§ PROBLEM REQUIREMENTS: Set every record down verbatim and omit the pictures.

§ INPUT MATERIAL:
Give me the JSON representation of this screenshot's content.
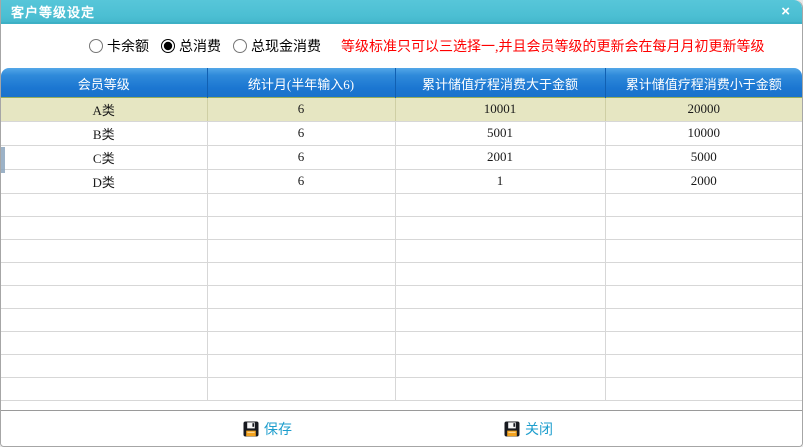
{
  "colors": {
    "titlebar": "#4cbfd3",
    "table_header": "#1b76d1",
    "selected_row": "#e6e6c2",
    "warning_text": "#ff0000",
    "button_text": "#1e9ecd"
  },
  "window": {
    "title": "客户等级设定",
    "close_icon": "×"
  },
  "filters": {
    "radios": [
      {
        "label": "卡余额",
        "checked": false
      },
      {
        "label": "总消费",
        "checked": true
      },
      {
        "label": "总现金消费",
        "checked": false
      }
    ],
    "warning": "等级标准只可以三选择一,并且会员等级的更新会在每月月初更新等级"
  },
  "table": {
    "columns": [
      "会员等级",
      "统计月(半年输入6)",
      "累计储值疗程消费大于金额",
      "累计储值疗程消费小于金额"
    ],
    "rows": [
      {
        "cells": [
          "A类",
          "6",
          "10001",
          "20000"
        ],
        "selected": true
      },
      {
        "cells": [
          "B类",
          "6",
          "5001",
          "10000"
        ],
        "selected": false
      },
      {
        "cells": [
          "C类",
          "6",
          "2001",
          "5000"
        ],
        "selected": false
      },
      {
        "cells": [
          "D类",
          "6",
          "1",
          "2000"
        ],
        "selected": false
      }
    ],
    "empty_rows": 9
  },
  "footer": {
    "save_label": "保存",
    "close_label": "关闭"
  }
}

§ SOLUTION TO THIS PROBLEM:
Give me the JSON representation of this screenshot's content.
{
  "colors": {
    "titlebar": "#4cbfd3",
    "table_header": "#1b76d1",
    "selected_row": "#e6e6c2",
    "warning_text": "#ff0000",
    "button_text": "#1e9ecd"
  },
  "window": {
    "title": "客户等级设定",
    "close_icon": "×"
  },
  "filters": {
    "radios": [
      {
        "label": "卡余额",
        "checked": false
      },
      {
        "label": "总消费",
        "checked": true
      },
      {
        "label": "总现金消费",
        "checked": false
      }
    ],
    "warning": "等级标准只可以三选择一,并且会员等级的更新会在每月月初更新等级"
  },
  "table": {
    "columns": [
      "会员等级",
      "统计月(半年输入6)",
      "累计储值疗程消费大于金额",
      "累计储值疗程消费小于金额"
    ],
    "rows": [
      {
        "cells": [
          "A类",
          "6",
          "10001",
          "20000"
        ],
        "selected": true
      },
      {
        "cells": [
          "B类",
          "6",
          "5001",
          "10000"
        ],
        "selected": false
      },
      {
        "cells": [
          "C类",
          "6",
          "2001",
          "5000"
        ],
        "selected": false
      },
      {
        "cells": [
          "D类",
          "6",
          "1",
          "2000"
        ],
        "selected": false
      }
    ],
    "empty_rows": 9
  },
  "footer": {
    "save_label": "保存",
    "close_label": "关闭"
  }
}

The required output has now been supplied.